Extracted data entries:
— BEGIN —
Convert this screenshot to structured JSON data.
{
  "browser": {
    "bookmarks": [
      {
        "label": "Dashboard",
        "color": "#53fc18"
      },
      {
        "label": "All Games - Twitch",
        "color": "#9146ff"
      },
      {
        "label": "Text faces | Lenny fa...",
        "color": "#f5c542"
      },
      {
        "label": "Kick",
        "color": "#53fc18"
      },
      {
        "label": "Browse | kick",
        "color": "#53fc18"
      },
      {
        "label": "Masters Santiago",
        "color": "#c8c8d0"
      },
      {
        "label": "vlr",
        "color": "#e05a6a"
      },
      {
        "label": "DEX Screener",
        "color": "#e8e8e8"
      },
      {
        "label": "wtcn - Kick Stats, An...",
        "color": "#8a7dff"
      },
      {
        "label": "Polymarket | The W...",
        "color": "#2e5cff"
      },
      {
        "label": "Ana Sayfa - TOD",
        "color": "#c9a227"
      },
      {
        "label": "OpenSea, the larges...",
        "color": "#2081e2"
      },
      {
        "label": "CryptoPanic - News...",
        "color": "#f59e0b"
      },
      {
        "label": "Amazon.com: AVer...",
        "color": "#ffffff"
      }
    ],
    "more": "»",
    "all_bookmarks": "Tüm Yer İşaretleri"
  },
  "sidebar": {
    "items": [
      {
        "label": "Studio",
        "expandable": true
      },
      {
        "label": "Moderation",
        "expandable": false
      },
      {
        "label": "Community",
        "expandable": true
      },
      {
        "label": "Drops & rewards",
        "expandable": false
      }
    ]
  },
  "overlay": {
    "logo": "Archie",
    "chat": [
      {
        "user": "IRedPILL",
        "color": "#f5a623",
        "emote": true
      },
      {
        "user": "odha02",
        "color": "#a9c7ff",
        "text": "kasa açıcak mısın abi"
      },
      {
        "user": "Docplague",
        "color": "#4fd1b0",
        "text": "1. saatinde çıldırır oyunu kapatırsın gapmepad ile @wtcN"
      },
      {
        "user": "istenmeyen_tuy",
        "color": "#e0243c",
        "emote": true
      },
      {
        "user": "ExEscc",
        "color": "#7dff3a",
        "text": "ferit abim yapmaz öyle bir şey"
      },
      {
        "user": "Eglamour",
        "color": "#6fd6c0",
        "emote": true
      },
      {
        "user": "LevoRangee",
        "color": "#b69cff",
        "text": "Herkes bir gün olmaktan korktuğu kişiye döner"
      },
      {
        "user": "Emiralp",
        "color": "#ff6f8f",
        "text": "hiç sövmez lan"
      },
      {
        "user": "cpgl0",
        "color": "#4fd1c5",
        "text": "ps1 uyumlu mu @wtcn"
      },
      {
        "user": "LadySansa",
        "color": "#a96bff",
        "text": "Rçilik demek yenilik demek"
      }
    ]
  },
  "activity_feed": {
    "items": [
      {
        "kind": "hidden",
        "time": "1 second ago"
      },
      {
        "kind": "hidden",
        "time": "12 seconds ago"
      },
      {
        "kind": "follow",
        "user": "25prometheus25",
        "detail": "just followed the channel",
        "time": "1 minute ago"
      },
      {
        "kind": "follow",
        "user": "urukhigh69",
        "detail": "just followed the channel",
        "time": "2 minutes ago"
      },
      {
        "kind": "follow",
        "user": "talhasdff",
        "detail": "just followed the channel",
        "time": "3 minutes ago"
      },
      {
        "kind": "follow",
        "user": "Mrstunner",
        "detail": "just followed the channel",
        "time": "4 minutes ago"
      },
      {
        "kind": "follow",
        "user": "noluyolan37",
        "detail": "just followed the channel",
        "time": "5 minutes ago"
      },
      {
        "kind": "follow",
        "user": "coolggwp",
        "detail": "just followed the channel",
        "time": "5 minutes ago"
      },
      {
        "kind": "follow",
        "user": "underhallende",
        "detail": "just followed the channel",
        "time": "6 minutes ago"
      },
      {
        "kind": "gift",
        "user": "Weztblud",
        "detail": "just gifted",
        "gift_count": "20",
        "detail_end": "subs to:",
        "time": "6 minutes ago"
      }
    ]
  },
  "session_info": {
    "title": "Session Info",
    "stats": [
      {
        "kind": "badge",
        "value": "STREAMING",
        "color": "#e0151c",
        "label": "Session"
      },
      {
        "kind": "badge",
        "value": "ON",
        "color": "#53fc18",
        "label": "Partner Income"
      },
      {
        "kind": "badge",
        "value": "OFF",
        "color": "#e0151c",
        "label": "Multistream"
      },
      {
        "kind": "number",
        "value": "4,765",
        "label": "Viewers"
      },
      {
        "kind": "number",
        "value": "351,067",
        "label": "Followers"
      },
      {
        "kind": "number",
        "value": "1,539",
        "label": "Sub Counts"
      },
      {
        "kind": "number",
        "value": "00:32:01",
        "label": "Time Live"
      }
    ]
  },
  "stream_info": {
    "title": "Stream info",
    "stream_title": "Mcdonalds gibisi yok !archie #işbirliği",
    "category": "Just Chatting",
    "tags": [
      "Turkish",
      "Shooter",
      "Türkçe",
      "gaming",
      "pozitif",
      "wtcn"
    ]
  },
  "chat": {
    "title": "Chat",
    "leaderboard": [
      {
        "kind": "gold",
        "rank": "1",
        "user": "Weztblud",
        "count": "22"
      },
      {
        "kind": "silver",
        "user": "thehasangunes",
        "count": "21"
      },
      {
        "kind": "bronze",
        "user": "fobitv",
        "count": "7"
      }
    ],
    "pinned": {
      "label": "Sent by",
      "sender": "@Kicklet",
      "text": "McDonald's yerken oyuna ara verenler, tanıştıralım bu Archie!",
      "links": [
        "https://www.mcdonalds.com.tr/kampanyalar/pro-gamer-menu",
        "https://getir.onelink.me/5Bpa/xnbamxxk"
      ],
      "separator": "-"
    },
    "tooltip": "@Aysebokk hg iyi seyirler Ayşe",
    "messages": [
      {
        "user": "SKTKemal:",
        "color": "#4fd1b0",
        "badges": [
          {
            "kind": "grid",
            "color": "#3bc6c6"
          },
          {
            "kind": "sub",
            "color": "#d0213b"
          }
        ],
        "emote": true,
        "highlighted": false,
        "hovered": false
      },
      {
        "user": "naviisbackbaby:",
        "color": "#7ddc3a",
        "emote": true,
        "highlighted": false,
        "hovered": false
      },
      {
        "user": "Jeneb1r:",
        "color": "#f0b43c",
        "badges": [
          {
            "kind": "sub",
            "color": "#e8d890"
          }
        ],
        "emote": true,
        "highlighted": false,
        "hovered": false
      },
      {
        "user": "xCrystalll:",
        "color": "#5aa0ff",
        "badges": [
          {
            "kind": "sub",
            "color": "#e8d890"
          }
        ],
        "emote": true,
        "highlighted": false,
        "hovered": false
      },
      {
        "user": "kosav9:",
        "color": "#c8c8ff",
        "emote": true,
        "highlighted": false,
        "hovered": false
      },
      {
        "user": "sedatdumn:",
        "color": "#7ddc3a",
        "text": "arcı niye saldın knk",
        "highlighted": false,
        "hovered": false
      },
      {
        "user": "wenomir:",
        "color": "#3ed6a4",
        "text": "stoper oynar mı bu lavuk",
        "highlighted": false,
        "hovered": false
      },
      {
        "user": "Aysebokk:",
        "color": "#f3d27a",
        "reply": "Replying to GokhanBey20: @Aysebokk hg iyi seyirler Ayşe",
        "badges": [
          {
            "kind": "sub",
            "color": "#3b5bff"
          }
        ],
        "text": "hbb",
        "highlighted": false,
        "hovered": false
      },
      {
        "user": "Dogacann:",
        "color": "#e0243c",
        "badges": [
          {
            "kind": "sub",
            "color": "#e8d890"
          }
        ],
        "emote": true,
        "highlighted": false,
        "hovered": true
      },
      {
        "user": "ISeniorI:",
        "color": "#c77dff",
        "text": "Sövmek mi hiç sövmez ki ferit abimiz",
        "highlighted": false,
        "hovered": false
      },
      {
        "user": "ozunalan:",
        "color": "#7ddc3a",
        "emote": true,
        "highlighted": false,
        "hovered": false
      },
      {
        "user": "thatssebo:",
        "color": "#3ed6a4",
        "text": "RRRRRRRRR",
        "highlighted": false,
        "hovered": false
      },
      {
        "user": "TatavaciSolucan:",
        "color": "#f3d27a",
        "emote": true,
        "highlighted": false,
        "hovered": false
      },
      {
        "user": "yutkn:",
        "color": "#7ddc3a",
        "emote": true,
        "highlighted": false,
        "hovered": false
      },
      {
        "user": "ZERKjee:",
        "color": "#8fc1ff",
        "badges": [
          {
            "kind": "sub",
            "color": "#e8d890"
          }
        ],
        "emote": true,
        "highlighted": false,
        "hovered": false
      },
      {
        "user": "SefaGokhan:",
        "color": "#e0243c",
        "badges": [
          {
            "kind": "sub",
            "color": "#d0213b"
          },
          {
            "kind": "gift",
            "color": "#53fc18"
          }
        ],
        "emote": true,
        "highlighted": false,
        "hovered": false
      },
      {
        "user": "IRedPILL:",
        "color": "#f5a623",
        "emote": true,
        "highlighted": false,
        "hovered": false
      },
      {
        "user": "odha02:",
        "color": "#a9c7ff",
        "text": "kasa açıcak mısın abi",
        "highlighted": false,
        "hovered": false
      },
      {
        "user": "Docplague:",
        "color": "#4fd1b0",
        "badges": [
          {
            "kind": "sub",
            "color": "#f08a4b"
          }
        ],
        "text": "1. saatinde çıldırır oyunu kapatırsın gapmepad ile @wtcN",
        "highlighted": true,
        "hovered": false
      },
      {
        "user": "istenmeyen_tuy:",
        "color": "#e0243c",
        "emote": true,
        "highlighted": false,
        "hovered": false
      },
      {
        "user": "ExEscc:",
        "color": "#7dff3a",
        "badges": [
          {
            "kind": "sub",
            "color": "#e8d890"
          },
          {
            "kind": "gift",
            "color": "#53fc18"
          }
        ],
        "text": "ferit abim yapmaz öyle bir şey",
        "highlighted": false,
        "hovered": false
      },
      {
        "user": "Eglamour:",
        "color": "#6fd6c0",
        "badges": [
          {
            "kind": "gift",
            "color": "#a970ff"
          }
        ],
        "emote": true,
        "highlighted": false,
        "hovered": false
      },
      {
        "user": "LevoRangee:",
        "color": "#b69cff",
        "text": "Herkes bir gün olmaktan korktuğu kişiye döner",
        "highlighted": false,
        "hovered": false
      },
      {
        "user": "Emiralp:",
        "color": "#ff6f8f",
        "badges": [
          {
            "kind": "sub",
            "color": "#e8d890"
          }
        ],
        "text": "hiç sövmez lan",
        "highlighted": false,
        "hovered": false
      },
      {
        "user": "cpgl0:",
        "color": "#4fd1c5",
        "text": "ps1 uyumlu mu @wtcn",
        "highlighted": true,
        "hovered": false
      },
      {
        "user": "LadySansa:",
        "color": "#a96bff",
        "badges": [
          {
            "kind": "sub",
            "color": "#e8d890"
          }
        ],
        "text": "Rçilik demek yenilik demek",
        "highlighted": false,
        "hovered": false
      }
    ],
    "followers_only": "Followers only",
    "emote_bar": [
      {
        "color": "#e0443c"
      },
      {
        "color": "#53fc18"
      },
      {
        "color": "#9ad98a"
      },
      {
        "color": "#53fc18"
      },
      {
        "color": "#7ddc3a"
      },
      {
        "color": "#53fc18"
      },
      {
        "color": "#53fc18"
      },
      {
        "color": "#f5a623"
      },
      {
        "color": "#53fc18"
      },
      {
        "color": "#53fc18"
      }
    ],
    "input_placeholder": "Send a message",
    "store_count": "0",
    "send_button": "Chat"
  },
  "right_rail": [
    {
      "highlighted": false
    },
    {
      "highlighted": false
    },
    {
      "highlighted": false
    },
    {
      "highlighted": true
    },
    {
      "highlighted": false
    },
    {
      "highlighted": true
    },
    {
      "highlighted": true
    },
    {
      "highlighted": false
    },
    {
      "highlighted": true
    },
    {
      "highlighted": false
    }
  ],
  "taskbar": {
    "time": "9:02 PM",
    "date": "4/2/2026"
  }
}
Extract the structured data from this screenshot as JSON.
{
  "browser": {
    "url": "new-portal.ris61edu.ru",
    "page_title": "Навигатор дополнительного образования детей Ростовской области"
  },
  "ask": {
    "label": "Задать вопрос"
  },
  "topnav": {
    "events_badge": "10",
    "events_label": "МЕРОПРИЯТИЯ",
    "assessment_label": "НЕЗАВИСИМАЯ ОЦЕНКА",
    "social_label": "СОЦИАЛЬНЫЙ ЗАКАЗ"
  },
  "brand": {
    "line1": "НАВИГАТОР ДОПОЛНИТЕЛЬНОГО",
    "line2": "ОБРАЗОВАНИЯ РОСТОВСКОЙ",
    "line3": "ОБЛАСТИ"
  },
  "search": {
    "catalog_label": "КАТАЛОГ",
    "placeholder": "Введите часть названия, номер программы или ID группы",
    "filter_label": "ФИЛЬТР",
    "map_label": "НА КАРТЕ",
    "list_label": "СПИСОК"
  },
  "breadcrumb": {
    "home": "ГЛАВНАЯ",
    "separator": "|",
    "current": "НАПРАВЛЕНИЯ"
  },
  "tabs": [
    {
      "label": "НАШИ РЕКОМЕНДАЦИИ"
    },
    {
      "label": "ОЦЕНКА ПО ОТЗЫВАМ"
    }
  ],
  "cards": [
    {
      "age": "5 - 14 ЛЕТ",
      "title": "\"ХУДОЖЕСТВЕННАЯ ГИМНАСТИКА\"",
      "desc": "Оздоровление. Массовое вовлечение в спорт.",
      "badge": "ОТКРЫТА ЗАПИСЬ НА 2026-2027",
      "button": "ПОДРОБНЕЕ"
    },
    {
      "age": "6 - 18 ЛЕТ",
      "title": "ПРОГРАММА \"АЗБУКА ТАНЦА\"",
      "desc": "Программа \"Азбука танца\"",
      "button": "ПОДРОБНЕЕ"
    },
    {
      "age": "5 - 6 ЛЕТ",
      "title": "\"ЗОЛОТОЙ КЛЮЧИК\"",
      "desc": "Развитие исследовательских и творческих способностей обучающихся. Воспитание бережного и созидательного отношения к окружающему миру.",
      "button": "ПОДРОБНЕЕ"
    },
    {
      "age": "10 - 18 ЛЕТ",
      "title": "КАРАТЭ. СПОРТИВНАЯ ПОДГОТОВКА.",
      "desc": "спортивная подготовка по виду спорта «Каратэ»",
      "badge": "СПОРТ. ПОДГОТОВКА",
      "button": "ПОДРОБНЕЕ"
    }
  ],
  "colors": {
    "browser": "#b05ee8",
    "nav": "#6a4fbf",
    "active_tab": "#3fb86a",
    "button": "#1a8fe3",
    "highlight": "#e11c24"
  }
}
— END —
Your goal:
In the records above, find the lines containing "demek" and copy them.

Task solution:
        "text": "Rçilik demek yenilik demek"
        "text": "Rçilik demek yenilik demek",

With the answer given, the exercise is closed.